[Start of DATASET EXCERPTS]

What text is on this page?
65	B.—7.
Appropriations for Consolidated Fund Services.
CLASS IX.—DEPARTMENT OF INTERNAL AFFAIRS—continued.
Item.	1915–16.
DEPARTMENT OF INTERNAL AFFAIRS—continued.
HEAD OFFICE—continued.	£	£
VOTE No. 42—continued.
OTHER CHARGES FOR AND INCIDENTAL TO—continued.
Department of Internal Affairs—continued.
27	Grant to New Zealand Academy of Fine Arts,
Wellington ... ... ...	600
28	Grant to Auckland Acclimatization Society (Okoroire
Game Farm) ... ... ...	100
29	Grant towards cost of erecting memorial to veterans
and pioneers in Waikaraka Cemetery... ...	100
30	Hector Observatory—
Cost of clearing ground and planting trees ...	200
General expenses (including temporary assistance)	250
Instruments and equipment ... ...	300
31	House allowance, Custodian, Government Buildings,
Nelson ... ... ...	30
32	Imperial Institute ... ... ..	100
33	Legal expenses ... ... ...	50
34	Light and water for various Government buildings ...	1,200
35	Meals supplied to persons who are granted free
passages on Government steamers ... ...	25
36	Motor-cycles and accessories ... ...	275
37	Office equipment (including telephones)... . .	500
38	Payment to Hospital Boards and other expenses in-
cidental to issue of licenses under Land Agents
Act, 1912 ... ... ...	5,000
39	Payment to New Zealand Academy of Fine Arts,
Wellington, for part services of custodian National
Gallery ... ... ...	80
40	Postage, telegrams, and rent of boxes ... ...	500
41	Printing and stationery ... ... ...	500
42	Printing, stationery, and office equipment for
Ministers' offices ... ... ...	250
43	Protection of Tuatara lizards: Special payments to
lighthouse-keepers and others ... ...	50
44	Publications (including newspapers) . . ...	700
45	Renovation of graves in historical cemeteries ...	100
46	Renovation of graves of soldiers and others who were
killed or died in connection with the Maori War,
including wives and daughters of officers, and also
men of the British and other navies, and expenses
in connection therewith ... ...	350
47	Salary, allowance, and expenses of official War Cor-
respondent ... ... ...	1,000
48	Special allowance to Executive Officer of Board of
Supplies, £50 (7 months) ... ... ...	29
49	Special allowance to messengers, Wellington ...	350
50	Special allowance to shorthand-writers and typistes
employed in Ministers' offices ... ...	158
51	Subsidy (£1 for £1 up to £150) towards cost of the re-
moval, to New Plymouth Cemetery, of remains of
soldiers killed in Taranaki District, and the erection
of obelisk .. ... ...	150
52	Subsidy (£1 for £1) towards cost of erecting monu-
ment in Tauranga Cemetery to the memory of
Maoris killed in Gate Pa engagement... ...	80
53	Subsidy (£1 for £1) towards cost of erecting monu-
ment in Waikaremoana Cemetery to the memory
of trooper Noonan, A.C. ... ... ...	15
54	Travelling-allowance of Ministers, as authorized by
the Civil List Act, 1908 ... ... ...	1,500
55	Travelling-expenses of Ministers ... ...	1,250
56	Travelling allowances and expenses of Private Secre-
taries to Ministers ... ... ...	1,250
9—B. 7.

[End of DATASET EXCERPTS]

Find every line that has "offices" in it, then return those lines.

Ministers' offices ... ... ...	250
employed in Ministers' offices ... ...	158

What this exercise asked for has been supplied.